• _Directions for this task_: Copy each line of the data below exactly, leaving out pictures.

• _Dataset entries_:
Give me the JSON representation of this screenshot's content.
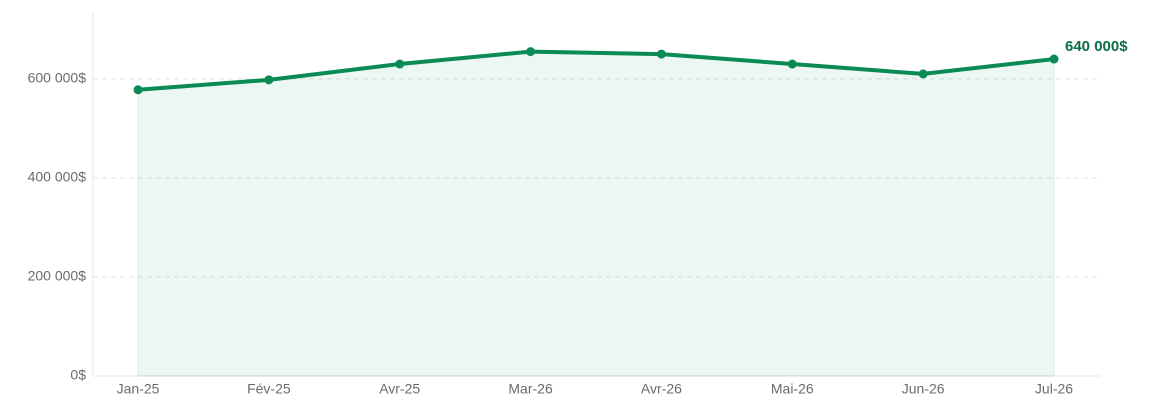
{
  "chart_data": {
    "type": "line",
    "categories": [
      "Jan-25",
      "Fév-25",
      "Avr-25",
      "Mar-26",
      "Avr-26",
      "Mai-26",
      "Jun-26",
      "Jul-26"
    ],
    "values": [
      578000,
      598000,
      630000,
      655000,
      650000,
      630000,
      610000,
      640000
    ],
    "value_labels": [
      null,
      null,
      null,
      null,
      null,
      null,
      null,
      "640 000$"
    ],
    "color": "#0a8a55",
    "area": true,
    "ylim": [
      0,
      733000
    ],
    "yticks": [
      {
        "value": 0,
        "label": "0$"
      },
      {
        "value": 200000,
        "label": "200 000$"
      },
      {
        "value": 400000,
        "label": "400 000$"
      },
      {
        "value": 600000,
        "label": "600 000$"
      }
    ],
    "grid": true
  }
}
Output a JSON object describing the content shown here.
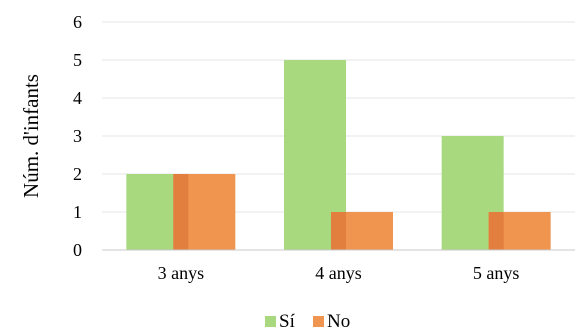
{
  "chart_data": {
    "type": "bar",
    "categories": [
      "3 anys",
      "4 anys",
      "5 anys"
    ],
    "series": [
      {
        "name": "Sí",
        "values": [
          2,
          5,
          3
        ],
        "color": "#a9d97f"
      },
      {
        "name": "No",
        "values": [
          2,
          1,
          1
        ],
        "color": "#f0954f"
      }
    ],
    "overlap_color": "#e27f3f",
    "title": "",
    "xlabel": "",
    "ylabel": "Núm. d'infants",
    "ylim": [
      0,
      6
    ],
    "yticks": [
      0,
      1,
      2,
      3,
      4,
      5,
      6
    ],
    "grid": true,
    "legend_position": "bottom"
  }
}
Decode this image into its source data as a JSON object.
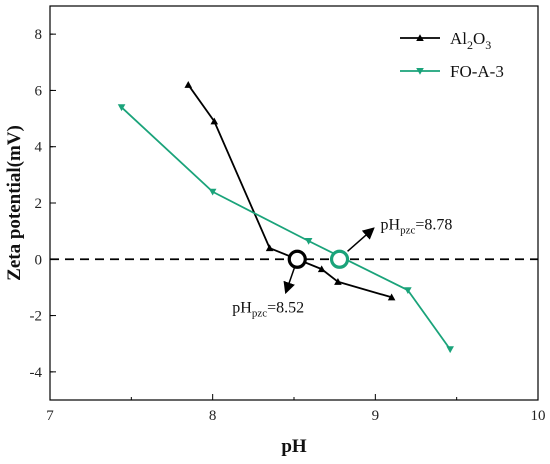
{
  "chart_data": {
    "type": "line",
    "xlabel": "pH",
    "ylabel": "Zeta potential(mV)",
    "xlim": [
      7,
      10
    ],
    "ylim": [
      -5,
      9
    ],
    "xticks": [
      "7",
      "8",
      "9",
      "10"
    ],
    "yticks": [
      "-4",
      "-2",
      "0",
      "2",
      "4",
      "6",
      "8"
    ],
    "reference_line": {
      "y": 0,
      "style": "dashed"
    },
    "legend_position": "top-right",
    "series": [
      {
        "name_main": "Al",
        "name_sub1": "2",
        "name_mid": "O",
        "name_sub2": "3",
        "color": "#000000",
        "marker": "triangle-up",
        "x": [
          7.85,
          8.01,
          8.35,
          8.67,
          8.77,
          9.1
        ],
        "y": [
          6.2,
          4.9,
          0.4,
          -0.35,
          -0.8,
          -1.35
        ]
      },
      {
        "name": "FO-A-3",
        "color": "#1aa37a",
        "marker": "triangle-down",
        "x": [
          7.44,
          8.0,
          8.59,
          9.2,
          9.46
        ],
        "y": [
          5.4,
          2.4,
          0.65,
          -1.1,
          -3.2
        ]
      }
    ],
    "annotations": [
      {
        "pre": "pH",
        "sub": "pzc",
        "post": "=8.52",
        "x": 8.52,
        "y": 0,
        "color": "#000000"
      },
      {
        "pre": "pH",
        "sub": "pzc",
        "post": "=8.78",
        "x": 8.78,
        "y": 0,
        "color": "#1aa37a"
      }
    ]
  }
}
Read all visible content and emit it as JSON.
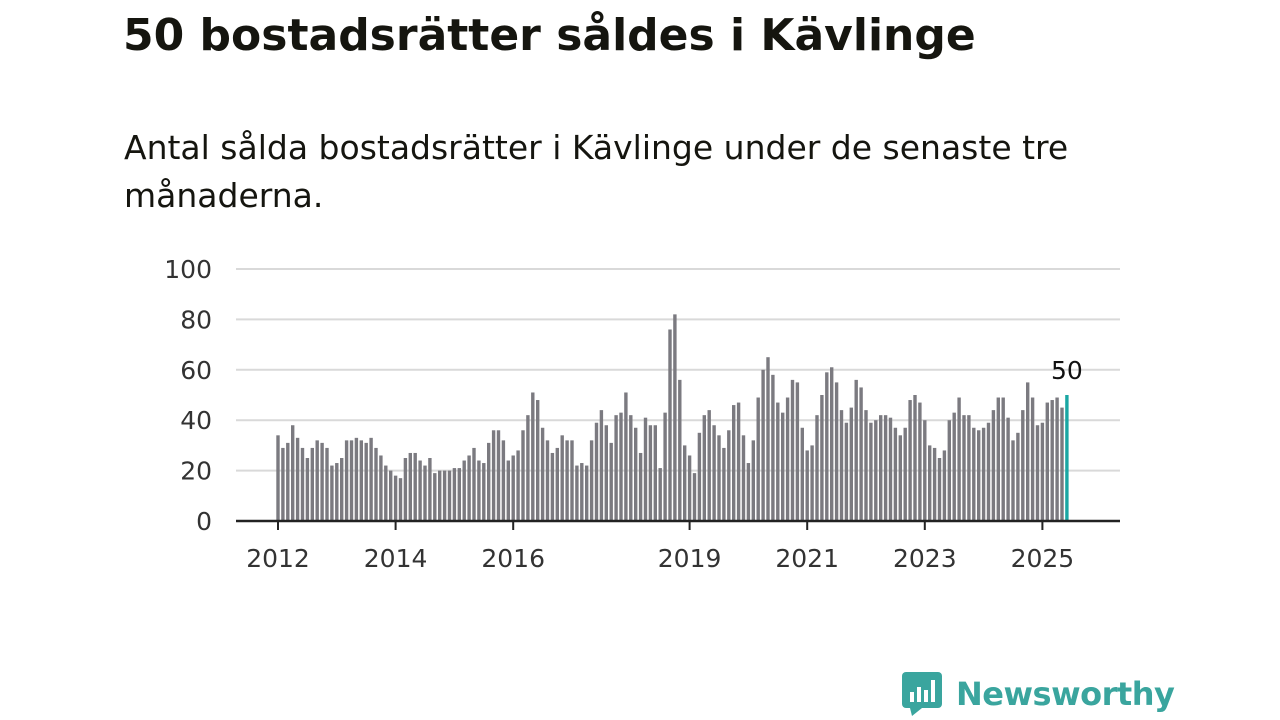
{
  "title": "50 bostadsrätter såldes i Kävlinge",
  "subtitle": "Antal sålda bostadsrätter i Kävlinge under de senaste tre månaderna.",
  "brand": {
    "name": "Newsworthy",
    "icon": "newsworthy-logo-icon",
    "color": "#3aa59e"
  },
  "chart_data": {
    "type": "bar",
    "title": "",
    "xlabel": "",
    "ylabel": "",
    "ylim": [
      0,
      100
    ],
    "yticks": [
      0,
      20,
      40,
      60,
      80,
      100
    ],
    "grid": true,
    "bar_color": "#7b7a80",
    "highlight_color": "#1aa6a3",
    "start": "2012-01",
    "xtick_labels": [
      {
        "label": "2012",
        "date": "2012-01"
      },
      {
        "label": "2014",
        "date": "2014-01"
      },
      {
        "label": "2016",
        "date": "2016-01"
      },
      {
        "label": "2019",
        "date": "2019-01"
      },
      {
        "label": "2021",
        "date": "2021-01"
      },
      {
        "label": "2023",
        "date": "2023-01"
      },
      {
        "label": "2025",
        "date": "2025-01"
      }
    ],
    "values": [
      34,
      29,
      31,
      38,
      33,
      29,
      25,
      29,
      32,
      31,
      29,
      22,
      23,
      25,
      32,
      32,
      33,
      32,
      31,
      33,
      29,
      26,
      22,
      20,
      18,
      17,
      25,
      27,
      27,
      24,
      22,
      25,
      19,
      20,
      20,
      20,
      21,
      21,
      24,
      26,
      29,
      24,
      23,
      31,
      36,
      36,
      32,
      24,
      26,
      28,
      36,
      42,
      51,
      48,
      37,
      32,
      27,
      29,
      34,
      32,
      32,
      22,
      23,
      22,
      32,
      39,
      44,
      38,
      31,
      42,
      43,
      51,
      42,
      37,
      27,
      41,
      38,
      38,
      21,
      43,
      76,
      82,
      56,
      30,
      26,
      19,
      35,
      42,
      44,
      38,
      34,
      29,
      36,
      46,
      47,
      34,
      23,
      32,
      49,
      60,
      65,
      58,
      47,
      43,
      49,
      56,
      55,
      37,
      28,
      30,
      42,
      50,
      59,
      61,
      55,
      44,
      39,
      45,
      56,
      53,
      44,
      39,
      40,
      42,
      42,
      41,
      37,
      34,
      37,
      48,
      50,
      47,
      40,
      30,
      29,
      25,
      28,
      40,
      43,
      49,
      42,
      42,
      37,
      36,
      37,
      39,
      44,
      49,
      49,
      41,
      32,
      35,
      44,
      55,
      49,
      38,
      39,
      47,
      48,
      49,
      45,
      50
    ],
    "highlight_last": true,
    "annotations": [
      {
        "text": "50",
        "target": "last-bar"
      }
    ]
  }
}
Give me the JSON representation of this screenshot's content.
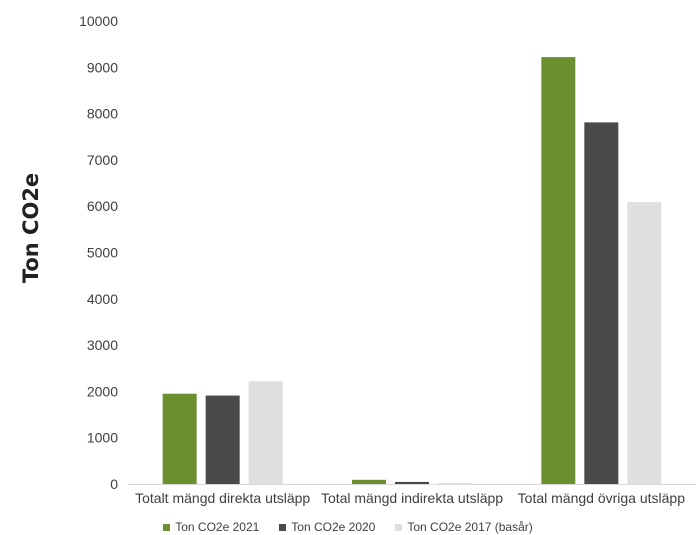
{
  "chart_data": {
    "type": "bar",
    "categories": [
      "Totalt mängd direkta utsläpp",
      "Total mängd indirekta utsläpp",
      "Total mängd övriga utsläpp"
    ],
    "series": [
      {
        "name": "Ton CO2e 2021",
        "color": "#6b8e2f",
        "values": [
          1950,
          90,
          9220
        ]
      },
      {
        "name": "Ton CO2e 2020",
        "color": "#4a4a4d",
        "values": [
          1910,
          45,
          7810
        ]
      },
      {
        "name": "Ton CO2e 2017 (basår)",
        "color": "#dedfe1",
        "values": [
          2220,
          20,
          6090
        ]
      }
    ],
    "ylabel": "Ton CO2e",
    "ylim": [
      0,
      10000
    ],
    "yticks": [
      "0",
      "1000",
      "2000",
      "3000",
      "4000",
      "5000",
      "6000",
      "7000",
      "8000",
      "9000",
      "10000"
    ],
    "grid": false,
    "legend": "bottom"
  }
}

• _Exercise answer_:
Give me the JSON representation of this screenshot's content.
{
  "chart_data": {
    "type": "line",
    "categories": [
      "Jan-25",
      "Fév-25",
      "Avr-25",
      "Mar-26",
      "Avr-26",
      "Mai-26",
      "Jun-26",
      "Jul-26"
    ],
    "values": [
      578000,
      598000,
      630000,
      655000,
      650000,
      630000,
      610000,
      640000
    ],
    "value_labels": [
      null,
      null,
      null,
      null,
      null,
      null,
      null,
      "640 000$"
    ],
    "color": "#0a8a55",
    "area": true,
    "ylim": [
      0,
      733000
    ],
    "yticks": [
      {
        "value": 0,
        "label": "0$"
      },
      {
        "value": 200000,
        "label": "200 000$"
      },
      {
        "value": 400000,
        "label": "400 000$"
      },
      {
        "value": 600000,
        "label": "600 000$"
      }
    ],
    "grid": true
  }
}
Output a JSON object describing the content shown here.
{
  "chart_data": {
    "type": "bar",
    "categories": [
      "3 anys",
      "4 anys",
      "5 anys"
    ],
    "series": [
      {
        "name": "Sí",
        "values": [
          2,
          5,
          3
        ],
        "color": "#a9d97f"
      },
      {
        "name": "No",
        "values": [
          2,
          1,
          1
        ],
        "color": "#f0954f"
      }
    ],
    "overlap_color": "#e27f3f",
    "title": "",
    "xlabel": "",
    "ylabel": "Núm. d'infants",
    "ylim": [
      0,
      6
    ],
    "yticks": [
      0,
      1,
      2,
      3,
      4,
      5,
      6
    ],
    "grid": true,
    "legend_position": "bottom"
  }
}
Decode this image into its source data as a JSON object.
{
  "chart_data": {
    "type": "line",
    "xlabel": "pH",
    "ylabel": "Zeta potential(mV)",
    "xlim": [
      7,
      10
    ],
    "ylim": [
      -5,
      9
    ],
    "xticks": [
      "7",
      "8",
      "9",
      "10"
    ],
    "yticks": [
      "-4",
      "-2",
      "0",
      "2",
      "4",
      "6",
      "8"
    ],
    "reference_line": {
      "y": 0,
      "style": "dashed"
    },
    "legend_position": "top-right",
    "series": [
      {
        "name_main": "Al",
        "name_sub1": "2",
        "name_mid": "O",
        "name_sub2": "3",
        "color": "#000000",
        "marker": "triangle-up",
        "x": [
          7.85,
          8.01,
          8.35,
          8.67,
          8.77,
          9.1
        ],
        "y": [
          6.2,
          4.9,
          0.4,
          -0.35,
          -0.8,
          -1.35
        ]
      },
      {
        "name": "FO-A-3",
        "color": "#1aa37a",
        "marker": "triangle-down",
        "x": [
          7.44,
          8.0,
          8.59,
          9.2,
          9.46
        ],
        "y": [
          5.4,
          2.4,
          0.65,
          -1.1,
          -3.2
        ]
      }
    ],
    "annotations": [
      {
        "pre": "pH",
        "sub": "pzc",
        "post": "=8.52",
        "x": 8.52,
        "y": 0,
        "color": "#000000"
      },
      {
        "pre": "pH",
        "sub": "pzc",
        "post": "=8.78",
        "x": 8.78,
        "y": 0,
        "color": "#1aa37a"
      }
    ]
  }
}
Read all visible content and emit it as JSON.
{
  "title": "50 bostadsrätter såldes i Kävlinge",
  "subtitle": "Antal sålda bostadsrätter i Kävlinge under de senaste tre månaderna.",
  "brand": {
    "name": "Newsworthy",
    "icon": "newsworthy-logo-icon",
    "color": "#3aa59e"
  },
  "chart_data": {
    "type": "bar",
    "title": "",
    "xlabel": "",
    "ylabel": "",
    "ylim": [
      0,
      100
    ],
    "yticks": [
      0,
      20,
      40,
      60,
      80,
      100
    ],
    "grid": true,
    "bar_color": "#7b7a80",
    "highlight_color": "#1aa6a3",
    "start": "2012-01",
    "xtick_labels": [
      {
        "label": "2012",
        "date": "2012-01"
      },
      {
        "label": "2014",
        "date": "2014-01"
      },
      {
        "label": "2016",
        "date": "2016-01"
      },
      {
        "label": "2019",
        "date": "2019-01"
      },
      {
        "label": "2021",
        "date": "2021-01"
      },
      {
        "label": "2023",
        "date": "2023-01"
      },
      {
        "label": "2025",
        "date": "2025-01"
      }
    ],
    "values": [
      34,
      29,
      31,
      38,
      33,
      29,
      25,
      29,
      32,
      31,
      29,
      22,
      23,
      25,
      32,
      32,
      33,
      32,
      31,
      33,
      29,
      26,
      22,
      20,
      18,
      17,
      25,
      27,
      27,
      24,
      22,
      25,
      19,
      20,
      20,
      20,
      21,
      21,
      24,
      26,
      29,
      24,
      23,
      31,
      36,
      36,
      32,
      24,
      26,
      28,
      36,
      42,
      51,
      48,
      37,
      32,
      27,
      29,
      34,
      32,
      32,
      22,
      23,
      22,
      32,
      39,
      44,
      38,
      31,
      42,
      43,
      51,
      42,
      37,
      27,
      41,
      38,
      38,
      21,
      43,
      76,
      82,
      56,
      30,
      26,
      19,
      35,
      42,
      44,
      38,
      34,
      29,
      36,
      46,
      47,
      34,
      23,
      32,
      49,
      60,
      65,
      58,
      47,
      43,
      49,
      56,
      55,
      37,
      28,
      30,
      42,
      50,
      59,
      61,
      55,
      44,
      39,
      45,
      56,
      53,
      44,
      39,
      40,
      42,
      42,
      41,
      37,
      34,
      37,
      48,
      50,
      47,
      40,
      30,
      29,
      25,
      28,
      40,
      43,
      49,
      42,
      42,
      37,
      36,
      37,
      39,
      44,
      49,
      49,
      41,
      32,
      35,
      44,
      55,
      49,
      38,
      39,
      47,
      48,
      49,
      45,
      50
    ],
    "highlight_last": true,
    "annotations": [
      {
        "text": "50",
        "target": "last-bar"
      }
    ]
  }
}
Give me the JSON representation of this screenshot's content.
{
  "chart_data": {
    "type": "bar",
    "categories": [
      "Totalt mängd direkta utsläpp",
      "Total mängd indirekta utsläpp",
      "Total mängd övriga utsläpp"
    ],
    "series": [
      {
        "name": "Ton CO2e 2021",
        "color": "#6b8e2f",
        "values": [
          1950,
          90,
          9220
        ]
      },
      {
        "name": "Ton CO2e 2020",
        "color": "#4a4a4d",
        "values": [
          1910,
          45,
          7810
        ]
      },
      {
        "name": "Ton CO2e 2017 (basår)",
        "color": "#dedfe1",
        "values": [
          2220,
          20,
          6090
        ]
      }
    ],
    "ylabel": "Ton CO2e",
    "ylim": [
      0,
      10000
    ],
    "yticks": [
      "0",
      "1000",
      "2000",
      "3000",
      "4000",
      "5000",
      "6000",
      "7000",
      "8000",
      "9000",
      "10000"
    ],
    "grid": false,
    "legend": "bottom"
  }
}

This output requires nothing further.